> _Data provided_:
========

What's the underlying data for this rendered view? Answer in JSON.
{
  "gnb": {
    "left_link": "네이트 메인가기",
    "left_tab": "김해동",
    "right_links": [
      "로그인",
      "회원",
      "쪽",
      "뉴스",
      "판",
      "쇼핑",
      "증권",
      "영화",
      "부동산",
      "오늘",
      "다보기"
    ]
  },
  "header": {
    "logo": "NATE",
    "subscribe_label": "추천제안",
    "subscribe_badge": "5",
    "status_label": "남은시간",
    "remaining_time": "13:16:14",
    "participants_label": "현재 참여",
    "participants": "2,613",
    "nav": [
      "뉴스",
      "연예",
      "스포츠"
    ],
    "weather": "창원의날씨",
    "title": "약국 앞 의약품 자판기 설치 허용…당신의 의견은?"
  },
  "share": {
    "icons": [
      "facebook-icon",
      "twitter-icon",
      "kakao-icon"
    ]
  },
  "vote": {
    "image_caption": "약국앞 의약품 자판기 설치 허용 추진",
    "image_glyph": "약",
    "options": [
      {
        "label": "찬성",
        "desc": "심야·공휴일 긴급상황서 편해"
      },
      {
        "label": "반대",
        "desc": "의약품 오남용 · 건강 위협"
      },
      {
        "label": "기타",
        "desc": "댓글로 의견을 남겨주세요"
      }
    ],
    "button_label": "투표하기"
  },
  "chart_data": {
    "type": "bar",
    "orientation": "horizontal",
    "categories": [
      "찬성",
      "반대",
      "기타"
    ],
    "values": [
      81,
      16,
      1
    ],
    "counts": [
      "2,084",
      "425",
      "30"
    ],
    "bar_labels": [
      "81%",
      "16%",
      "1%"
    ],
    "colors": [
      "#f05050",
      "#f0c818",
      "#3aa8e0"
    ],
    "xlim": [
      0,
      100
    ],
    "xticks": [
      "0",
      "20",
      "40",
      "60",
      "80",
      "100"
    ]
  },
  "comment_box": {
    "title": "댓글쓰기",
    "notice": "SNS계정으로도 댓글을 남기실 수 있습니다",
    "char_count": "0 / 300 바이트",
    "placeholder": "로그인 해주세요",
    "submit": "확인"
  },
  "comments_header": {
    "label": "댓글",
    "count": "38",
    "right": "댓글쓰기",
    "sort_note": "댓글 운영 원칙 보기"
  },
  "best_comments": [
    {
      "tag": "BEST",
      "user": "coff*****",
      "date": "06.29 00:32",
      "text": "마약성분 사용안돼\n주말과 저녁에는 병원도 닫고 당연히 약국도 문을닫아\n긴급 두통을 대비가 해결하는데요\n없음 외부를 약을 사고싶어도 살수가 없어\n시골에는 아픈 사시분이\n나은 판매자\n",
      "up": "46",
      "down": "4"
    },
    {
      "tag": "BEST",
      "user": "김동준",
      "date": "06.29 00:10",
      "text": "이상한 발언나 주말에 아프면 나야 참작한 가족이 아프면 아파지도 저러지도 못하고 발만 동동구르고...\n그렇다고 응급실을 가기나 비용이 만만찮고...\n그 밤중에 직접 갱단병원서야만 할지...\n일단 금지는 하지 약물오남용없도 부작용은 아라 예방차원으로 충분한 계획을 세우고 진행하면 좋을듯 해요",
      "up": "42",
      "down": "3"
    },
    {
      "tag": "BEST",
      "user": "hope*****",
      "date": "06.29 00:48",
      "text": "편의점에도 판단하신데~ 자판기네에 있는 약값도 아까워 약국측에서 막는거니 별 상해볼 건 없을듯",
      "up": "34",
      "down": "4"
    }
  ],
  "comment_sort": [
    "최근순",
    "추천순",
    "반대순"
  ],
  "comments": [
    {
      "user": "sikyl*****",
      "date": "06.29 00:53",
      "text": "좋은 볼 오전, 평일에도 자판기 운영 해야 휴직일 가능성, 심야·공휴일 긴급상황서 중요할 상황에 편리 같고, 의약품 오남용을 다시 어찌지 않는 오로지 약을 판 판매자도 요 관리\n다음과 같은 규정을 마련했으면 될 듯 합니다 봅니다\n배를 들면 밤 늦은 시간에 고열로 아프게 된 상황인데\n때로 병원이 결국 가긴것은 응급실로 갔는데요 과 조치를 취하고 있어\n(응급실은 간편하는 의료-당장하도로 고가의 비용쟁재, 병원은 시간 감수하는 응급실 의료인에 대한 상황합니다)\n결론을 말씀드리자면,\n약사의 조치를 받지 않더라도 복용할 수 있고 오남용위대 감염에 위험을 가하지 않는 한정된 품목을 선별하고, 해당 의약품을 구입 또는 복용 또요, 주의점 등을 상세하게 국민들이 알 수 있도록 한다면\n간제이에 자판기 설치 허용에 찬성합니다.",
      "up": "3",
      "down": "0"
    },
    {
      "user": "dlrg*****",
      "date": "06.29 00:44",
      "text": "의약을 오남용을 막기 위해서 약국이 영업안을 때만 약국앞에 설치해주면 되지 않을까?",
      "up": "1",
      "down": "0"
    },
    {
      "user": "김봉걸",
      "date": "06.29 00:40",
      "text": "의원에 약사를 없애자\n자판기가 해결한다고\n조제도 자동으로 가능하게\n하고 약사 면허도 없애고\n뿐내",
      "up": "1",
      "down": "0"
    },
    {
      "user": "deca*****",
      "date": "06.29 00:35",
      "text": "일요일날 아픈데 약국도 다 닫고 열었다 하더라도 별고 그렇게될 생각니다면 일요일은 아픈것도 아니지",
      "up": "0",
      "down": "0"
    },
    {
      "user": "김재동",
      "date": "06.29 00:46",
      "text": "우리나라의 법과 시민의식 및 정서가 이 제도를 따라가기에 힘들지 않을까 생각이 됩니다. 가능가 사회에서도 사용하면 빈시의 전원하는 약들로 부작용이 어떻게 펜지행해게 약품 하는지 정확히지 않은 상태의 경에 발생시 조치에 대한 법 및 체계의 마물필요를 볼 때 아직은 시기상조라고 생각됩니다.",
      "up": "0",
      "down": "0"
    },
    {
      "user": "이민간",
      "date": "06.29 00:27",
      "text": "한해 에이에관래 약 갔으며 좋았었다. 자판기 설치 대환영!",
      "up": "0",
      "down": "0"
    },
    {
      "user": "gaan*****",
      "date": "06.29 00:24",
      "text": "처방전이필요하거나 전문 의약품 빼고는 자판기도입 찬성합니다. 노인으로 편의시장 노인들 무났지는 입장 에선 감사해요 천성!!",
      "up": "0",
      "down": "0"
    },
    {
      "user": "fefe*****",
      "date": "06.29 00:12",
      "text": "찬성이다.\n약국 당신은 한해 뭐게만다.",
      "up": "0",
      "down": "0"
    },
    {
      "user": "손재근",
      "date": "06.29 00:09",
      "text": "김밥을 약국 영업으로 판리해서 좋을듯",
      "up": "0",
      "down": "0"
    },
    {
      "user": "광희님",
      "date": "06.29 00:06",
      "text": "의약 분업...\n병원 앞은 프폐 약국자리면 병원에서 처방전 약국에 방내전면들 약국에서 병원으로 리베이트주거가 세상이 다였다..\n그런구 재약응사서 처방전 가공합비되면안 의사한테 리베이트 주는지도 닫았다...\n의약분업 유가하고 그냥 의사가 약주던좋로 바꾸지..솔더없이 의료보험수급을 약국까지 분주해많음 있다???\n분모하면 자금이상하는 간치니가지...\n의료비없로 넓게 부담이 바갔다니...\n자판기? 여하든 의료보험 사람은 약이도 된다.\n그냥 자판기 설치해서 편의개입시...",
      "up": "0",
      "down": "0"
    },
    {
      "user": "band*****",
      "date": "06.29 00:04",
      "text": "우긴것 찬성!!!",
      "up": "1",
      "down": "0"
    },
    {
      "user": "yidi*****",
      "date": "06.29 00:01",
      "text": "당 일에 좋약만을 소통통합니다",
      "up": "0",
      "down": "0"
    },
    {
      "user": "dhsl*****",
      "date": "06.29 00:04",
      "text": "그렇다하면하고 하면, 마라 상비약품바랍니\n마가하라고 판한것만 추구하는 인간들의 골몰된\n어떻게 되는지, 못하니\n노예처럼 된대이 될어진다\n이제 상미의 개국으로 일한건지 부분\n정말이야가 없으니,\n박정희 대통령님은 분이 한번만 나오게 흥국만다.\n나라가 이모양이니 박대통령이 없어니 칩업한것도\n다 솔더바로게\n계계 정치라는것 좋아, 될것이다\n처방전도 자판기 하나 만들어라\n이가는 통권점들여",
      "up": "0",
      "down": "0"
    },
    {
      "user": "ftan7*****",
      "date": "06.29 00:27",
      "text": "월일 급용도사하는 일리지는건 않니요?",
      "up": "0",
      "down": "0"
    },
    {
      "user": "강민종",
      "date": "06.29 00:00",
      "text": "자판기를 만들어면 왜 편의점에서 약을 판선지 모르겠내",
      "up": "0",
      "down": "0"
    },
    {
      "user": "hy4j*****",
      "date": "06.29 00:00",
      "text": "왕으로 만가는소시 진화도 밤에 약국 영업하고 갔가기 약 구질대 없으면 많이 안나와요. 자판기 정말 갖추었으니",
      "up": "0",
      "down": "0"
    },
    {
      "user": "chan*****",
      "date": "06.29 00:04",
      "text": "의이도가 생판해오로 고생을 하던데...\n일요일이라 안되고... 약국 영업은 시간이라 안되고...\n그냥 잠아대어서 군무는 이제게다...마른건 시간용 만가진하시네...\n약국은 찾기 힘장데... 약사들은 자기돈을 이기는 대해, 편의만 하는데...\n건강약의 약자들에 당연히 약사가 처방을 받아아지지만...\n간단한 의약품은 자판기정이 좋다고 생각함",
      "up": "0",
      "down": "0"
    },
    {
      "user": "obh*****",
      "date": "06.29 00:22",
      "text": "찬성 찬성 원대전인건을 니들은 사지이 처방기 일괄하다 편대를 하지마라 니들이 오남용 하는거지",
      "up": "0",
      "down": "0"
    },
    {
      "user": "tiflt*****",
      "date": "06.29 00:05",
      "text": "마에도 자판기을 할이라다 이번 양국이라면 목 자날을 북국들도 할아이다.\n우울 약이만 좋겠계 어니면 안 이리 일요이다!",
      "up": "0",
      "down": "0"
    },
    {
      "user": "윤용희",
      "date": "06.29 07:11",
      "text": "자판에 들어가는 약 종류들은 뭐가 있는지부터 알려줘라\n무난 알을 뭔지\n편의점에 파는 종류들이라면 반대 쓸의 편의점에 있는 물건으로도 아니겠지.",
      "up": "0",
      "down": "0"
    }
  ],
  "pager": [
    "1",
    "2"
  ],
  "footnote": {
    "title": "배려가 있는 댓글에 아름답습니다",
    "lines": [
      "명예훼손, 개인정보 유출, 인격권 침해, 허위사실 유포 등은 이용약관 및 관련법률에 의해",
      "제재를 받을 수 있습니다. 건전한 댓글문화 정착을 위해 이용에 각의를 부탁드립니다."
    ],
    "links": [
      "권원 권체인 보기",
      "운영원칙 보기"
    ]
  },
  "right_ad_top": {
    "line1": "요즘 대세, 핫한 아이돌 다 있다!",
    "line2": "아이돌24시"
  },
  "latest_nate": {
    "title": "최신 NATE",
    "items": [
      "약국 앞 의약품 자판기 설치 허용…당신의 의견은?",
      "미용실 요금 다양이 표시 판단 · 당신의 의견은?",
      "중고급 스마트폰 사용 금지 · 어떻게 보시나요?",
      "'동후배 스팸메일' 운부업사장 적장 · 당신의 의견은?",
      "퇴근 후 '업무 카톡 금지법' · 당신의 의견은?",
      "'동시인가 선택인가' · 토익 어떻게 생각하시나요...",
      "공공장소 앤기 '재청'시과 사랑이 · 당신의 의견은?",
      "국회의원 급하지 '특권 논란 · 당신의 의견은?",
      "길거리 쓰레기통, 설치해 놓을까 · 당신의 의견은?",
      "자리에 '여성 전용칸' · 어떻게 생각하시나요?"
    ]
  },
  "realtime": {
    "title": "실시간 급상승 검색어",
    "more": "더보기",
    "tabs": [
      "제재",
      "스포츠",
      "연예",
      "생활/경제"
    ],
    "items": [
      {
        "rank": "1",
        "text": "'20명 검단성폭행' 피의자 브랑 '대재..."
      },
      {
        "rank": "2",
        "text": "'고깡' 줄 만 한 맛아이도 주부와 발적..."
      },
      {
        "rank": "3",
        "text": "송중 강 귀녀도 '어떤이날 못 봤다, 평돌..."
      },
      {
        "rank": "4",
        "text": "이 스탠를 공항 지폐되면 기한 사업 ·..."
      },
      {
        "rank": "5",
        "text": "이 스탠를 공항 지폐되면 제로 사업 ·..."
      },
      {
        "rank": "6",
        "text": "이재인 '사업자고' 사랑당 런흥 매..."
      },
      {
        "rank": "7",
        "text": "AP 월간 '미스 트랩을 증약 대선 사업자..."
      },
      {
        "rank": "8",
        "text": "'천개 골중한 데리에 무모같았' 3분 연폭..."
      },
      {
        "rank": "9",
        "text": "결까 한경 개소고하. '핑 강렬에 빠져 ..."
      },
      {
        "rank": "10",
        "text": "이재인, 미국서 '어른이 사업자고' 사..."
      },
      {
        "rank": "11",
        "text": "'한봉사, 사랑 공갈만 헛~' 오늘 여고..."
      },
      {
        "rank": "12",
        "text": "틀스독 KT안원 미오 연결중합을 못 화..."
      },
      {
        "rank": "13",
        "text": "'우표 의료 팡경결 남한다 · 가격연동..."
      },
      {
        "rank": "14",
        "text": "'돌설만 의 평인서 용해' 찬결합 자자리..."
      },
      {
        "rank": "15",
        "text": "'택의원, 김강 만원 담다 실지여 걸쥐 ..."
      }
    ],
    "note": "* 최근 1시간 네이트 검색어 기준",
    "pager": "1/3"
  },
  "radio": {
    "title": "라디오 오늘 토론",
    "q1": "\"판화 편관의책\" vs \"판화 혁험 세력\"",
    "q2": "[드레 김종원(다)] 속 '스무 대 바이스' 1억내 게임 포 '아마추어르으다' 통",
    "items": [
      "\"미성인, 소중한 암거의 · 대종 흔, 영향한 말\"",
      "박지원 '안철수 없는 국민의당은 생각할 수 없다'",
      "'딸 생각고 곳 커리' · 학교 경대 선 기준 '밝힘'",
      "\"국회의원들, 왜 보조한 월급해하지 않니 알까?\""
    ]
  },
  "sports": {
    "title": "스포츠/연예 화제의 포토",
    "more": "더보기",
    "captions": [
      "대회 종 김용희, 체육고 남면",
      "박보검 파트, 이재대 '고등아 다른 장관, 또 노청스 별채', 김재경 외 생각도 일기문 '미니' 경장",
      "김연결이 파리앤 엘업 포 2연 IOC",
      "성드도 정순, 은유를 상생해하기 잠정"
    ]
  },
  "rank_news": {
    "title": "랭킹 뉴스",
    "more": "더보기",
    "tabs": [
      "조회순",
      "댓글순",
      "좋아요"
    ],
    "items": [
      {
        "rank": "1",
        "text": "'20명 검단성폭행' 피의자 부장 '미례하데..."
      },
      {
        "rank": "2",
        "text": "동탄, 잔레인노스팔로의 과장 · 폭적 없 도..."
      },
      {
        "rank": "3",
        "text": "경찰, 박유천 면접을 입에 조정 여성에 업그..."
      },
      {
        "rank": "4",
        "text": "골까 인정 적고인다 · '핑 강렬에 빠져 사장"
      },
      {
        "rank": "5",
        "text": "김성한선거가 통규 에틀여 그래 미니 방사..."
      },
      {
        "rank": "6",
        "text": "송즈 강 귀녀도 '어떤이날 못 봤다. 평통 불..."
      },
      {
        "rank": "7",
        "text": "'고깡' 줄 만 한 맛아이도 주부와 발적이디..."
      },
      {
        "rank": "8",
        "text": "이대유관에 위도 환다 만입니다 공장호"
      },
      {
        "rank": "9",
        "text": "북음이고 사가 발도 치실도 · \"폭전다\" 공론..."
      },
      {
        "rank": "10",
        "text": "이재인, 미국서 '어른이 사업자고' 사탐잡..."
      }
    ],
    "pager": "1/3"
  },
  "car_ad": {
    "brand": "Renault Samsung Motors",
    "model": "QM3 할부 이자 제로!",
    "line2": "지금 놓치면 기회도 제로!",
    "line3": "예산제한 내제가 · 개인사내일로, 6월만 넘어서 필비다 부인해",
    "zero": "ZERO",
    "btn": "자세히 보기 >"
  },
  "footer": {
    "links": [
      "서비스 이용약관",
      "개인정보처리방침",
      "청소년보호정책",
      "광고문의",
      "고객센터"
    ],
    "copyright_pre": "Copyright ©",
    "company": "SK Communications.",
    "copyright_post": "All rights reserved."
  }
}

========

> _Short task_: In the material above, show every line where the word "이용약관" turns up.

> _Complete output_:
      "명예훼손, 개인정보 유출, 인격권 침해, 허위사실 유포 등은 이용약관 및 관련법률에 의해",
      "서비스 이용약관",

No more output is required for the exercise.